EXERCISE INSTRUCTIONS -> Edit the records below, replacing every occurrence of "Net Buyers" with "Net Purchasers" and leaving everything else unchanged.

THE INPUT ->
Begin

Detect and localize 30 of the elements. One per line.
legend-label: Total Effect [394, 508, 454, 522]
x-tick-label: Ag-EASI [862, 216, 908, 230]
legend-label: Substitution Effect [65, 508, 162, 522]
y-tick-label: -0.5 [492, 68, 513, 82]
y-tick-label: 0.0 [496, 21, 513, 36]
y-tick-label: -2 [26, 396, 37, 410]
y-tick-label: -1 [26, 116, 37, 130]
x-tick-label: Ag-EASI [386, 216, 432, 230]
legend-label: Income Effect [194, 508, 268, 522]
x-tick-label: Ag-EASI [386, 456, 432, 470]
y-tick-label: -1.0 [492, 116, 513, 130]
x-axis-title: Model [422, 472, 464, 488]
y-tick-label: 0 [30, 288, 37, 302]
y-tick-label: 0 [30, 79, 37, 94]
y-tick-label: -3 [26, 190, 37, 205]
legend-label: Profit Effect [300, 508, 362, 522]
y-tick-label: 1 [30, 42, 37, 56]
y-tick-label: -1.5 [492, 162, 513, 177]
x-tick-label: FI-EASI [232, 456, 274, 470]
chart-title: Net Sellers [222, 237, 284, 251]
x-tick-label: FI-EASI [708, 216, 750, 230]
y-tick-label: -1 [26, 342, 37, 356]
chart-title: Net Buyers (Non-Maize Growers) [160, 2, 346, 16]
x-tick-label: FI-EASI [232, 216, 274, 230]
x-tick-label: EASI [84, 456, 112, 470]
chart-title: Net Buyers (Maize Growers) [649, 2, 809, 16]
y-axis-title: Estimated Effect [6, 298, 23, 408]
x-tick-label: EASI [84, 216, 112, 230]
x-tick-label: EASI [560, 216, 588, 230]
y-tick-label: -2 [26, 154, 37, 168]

End

ANSWER ->
Detect and localize 30 of the elements. One per line.
legend-label: Total Effect [394, 508, 454, 522]
x-tick-label: Ag-EASI [862, 216, 908, 230]
legend-label: Substitution Effect [65, 508, 162, 522]
y-tick-label: -0.5 [492, 68, 513, 82]
y-tick-label: 0.0 [496, 21, 513, 36]
y-tick-label: -2 [26, 396, 37, 410]
y-tick-label: -1 [26, 116, 37, 130]
x-tick-label: Ag-EASI [386, 216, 432, 230]
legend-label: Income Effect [194, 508, 268, 522]
x-tick-label: Ag-EASI [386, 456, 432, 470]
y-tick-label: -1.0 [492, 116, 513, 130]
x-axis-title: Model [422, 472, 464, 488]
y-tick-label: 0 [30, 288, 37, 302]
y-tick-label: 0 [30, 79, 37, 94]
y-tick-label: -3 [26, 190, 37, 205]
legend-label: Profit Effect [300, 508, 362, 522]
y-tick-label: 1 [30, 42, 37, 56]
y-tick-label: -1.5 [492, 162, 513, 177]
x-tick-label: FI-EASI [232, 456, 274, 470]
chart-title: Net Sellers [222, 237, 284, 251]
x-tick-label: FI-EASI [708, 216, 750, 230]
y-tick-label: -1 [26, 342, 37, 356]
chart-title: Net Purchasers (Non-Maize Growers) [160, 2, 346, 16]
x-tick-label: FI-EASI [232, 216, 274, 230]
x-tick-label: EASI [84, 456, 112, 470]
chart-title: Net Purchasers (Maize Growers) [649, 2, 809, 16]
y-axis-title: Estimated Effect [6, 298, 23, 408]
x-tick-label: EASI [84, 216, 112, 230]
x-tick-label: EASI [560, 216, 588, 230]
y-tick-label: -2 [26, 154, 37, 168]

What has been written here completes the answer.